Task input:
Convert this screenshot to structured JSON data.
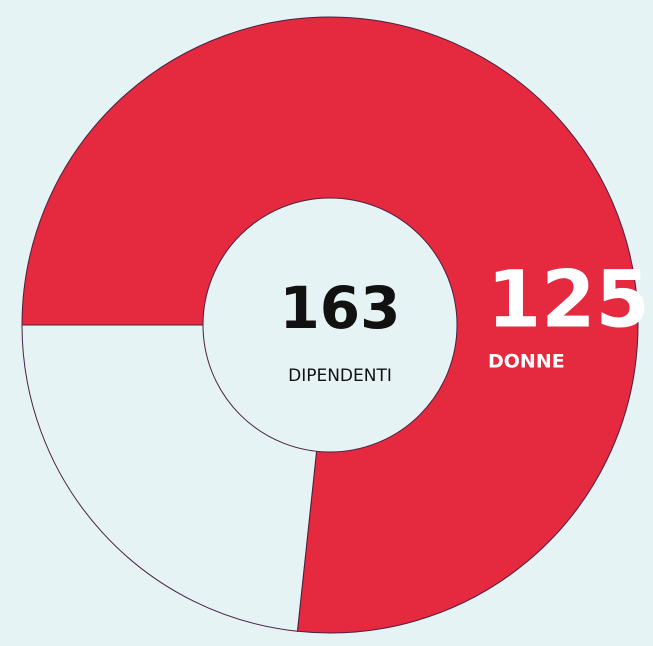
{
  "chart_data": {
    "type": "donut",
    "categories": [
      "DONNE",
      null
    ],
    "values": [
      125,
      38
    ],
    "colors": [
      "#e5293f",
      "#e6f3f4"
    ],
    "center_value": 163,
    "center_label": "DIPENDENTI"
  }
}
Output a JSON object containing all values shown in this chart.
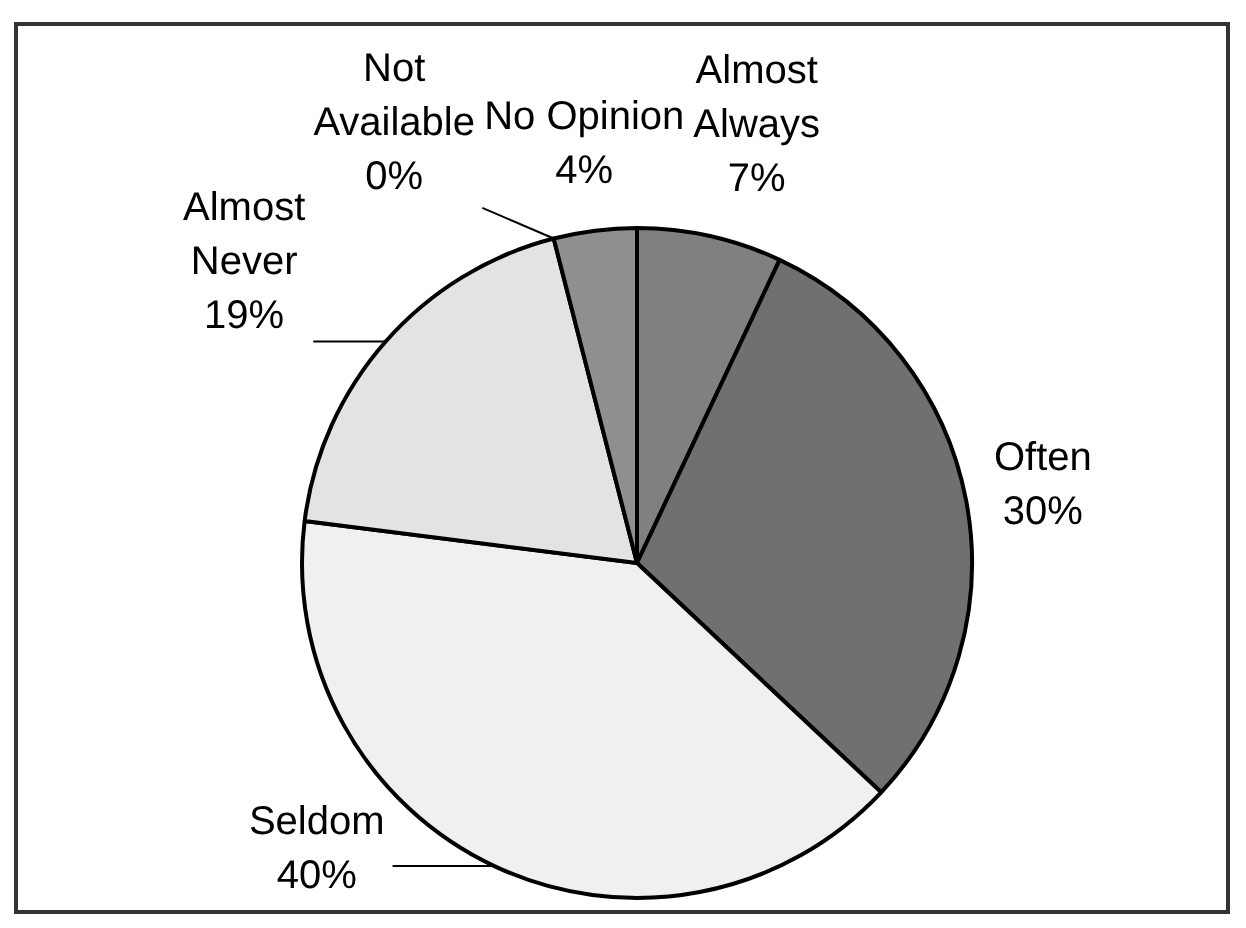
{
  "chart_data": {
    "type": "pie",
    "categories": [
      "Almost Always",
      "Often",
      "Seldom",
      "Almost Never",
      "Not Available",
      "No Opinion"
    ],
    "values": [
      7,
      30,
      40,
      19,
      0,
      4
    ],
    "colors": [
      "#808080",
      "#707070",
      "#f0f0f0",
      "#e3e3e3",
      "#b0b0b0",
      "#8f8f8f"
    ],
    "value_labels": [
      "7%",
      "30%",
      "40%",
      "19%",
      "0%",
      "4%"
    ]
  }
}
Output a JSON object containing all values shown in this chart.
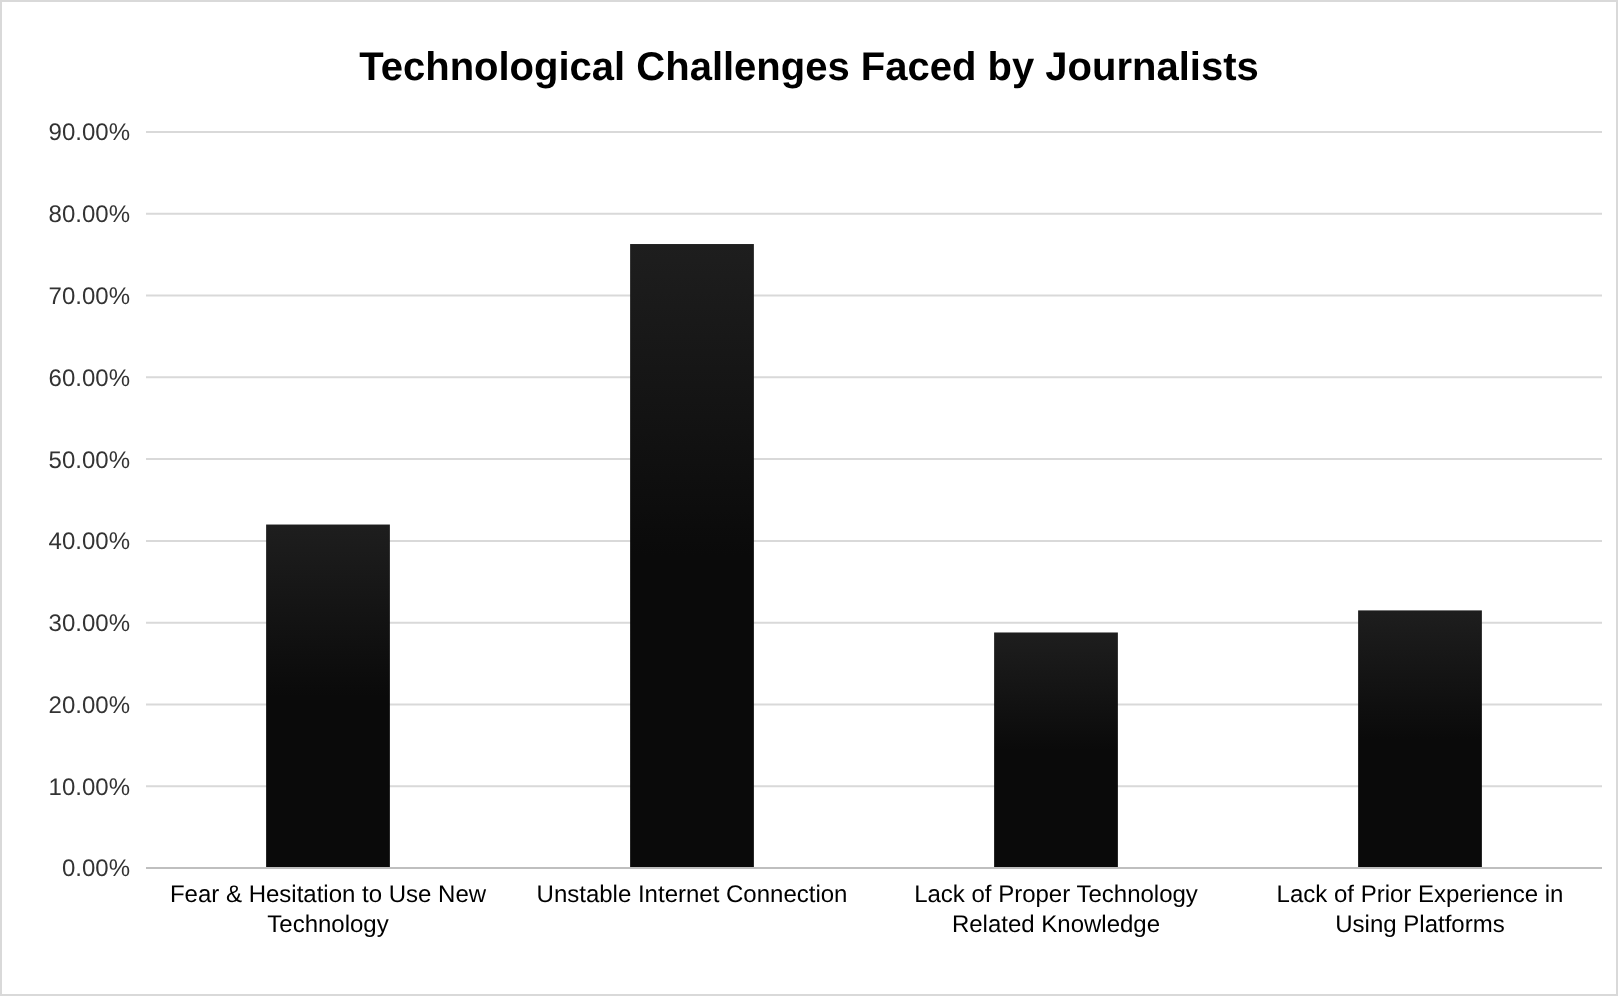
{
  "chart_data": {
    "type": "bar",
    "title": "Technological Challenges Faced by Journalists",
    "categories": [
      "Fear & Hesitation to Use New Technology",
      "Unstable Internet Connection",
      "Lack of Proper Technology Related Knowledge",
      "Lack of Prior Experience in Using Platforms"
    ],
    "values": [
      42,
      76.3,
      28.8,
      31.5
    ],
    "color": "#0a0a0a",
    "ylim": [
      0,
      90
    ],
    "yticks": [
      {
        "value": 0,
        "label": "0.00%"
      },
      {
        "value": 10,
        "label": "10.00%"
      },
      {
        "value": 20,
        "label": "20.00%"
      },
      {
        "value": 30,
        "label": "30.00%"
      },
      {
        "value": 40,
        "label": "40.00%"
      },
      {
        "value": 50,
        "label": "50.00%"
      },
      {
        "value": 60,
        "label": "60.00%"
      },
      {
        "value": 70,
        "label": "70.00%"
      },
      {
        "value": 80,
        "label": "80.00%"
      },
      {
        "value": 90,
        "label": "90.00%"
      }
    ],
    "grid": "y"
  }
}
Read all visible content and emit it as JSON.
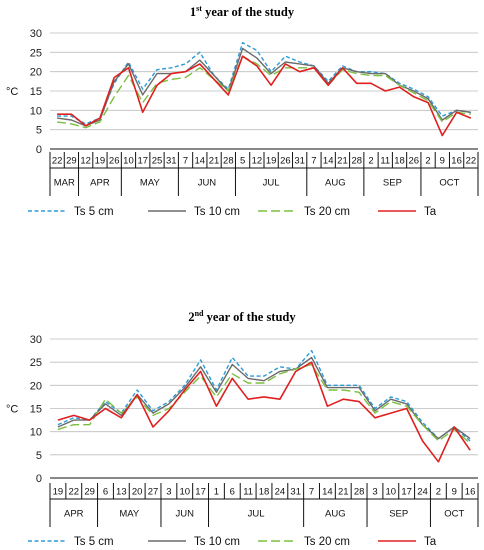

Description of the task: Locate all lines that include the word "Lack" and copy them out.

Answer to the task:
      "Lack of Proper Technology Related Knowledge",
      "Lack of Prior Experience in Using Platforms"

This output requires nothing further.